**RAW DATA**
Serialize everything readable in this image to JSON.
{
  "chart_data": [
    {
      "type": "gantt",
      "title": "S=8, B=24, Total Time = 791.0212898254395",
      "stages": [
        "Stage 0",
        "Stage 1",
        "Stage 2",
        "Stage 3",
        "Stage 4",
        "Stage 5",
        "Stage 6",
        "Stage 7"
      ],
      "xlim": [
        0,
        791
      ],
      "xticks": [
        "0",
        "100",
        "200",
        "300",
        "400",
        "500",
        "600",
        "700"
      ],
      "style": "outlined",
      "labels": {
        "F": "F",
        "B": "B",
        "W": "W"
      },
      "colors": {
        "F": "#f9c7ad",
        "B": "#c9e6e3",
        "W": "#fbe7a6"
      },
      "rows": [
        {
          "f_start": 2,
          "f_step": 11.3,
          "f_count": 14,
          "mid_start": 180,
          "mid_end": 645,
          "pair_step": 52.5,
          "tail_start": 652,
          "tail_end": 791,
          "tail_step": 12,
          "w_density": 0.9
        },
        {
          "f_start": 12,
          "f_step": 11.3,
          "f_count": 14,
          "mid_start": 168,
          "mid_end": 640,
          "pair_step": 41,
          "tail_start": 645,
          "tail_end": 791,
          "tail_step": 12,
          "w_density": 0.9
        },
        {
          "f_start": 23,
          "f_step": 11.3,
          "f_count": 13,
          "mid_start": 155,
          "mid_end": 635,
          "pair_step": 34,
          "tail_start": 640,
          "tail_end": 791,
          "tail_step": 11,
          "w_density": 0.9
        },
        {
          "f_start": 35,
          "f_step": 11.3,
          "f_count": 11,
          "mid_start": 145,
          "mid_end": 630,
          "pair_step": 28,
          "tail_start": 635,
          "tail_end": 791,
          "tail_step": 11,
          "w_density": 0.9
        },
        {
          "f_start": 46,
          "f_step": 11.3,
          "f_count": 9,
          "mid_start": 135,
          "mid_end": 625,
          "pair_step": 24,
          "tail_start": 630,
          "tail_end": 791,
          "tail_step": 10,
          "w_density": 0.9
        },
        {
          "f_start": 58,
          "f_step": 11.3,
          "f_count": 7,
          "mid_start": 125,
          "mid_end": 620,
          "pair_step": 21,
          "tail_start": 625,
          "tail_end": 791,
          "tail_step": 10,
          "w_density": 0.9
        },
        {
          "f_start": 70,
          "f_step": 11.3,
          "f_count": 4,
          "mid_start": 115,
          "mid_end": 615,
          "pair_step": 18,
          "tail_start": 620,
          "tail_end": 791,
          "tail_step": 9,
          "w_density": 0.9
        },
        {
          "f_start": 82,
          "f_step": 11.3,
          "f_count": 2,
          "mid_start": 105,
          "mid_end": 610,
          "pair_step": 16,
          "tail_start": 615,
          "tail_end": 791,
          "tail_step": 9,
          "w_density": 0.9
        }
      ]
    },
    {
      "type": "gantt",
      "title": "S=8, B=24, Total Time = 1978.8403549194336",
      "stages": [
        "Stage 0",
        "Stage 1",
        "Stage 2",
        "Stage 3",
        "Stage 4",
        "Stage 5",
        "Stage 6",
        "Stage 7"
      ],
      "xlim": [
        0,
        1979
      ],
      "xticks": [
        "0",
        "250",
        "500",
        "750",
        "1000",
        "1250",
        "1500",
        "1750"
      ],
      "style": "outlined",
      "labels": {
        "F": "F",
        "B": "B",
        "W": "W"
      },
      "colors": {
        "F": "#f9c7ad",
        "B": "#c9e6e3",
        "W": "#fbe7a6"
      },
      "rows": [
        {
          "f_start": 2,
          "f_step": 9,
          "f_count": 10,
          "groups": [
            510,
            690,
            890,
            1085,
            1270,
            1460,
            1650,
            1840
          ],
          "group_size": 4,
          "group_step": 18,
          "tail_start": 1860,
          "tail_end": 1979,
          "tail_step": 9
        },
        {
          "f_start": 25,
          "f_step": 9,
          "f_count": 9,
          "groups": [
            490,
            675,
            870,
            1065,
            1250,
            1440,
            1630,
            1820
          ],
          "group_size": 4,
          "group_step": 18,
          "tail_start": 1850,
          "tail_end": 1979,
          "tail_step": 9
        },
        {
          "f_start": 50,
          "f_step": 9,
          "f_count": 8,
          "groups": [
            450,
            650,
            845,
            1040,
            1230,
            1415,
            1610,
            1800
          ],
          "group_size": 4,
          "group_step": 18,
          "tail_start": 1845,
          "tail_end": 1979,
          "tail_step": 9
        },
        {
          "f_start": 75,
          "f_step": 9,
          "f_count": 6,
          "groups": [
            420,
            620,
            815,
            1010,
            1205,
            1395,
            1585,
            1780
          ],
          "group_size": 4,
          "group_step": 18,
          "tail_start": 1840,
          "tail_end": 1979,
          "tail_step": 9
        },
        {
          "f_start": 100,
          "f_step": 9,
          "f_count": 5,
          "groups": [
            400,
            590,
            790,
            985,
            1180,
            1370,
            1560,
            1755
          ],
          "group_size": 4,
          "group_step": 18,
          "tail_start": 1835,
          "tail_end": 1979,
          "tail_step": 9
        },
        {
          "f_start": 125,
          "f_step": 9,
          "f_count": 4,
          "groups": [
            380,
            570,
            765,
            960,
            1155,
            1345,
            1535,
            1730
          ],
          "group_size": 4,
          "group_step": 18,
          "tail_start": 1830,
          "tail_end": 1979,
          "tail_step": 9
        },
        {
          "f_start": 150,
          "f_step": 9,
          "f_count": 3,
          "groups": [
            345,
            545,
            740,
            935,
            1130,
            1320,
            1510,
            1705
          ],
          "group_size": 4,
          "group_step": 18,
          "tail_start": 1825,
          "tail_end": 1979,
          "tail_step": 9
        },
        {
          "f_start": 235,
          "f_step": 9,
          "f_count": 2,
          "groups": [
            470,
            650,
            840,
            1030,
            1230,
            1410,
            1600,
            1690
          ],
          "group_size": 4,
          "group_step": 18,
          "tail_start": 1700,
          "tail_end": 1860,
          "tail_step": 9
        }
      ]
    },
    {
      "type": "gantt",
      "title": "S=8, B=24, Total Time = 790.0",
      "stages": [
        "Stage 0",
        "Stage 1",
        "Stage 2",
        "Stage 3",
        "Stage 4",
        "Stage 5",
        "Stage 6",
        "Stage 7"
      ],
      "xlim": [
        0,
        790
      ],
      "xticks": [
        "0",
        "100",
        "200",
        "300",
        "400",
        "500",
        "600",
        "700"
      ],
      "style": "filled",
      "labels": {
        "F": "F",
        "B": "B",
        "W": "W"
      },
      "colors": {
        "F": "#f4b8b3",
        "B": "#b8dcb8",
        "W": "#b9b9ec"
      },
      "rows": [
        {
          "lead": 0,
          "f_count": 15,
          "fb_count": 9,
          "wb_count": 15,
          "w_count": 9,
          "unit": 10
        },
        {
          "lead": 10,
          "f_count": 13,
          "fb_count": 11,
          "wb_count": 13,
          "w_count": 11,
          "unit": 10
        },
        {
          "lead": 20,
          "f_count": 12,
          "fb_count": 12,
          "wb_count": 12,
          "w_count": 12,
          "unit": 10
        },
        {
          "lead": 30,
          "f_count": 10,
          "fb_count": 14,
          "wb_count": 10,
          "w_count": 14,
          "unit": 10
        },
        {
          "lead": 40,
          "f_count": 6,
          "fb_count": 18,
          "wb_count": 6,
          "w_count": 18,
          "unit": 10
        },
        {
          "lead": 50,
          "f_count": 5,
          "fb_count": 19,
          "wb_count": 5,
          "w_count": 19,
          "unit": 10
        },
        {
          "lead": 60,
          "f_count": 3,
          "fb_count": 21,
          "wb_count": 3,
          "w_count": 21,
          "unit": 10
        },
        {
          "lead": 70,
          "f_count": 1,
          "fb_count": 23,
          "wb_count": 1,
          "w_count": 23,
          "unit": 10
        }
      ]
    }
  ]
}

**THE EXERCISE**
Copy, from the material, each line that holds the string "lead".

**FINISHED TASK**
          "lead": 0,
          "lead": 10,
          "lead": 20,
          "lead": 30,
          "lead": 40,
          "lead": 50,
          "lead": 60,
          "lead": 70,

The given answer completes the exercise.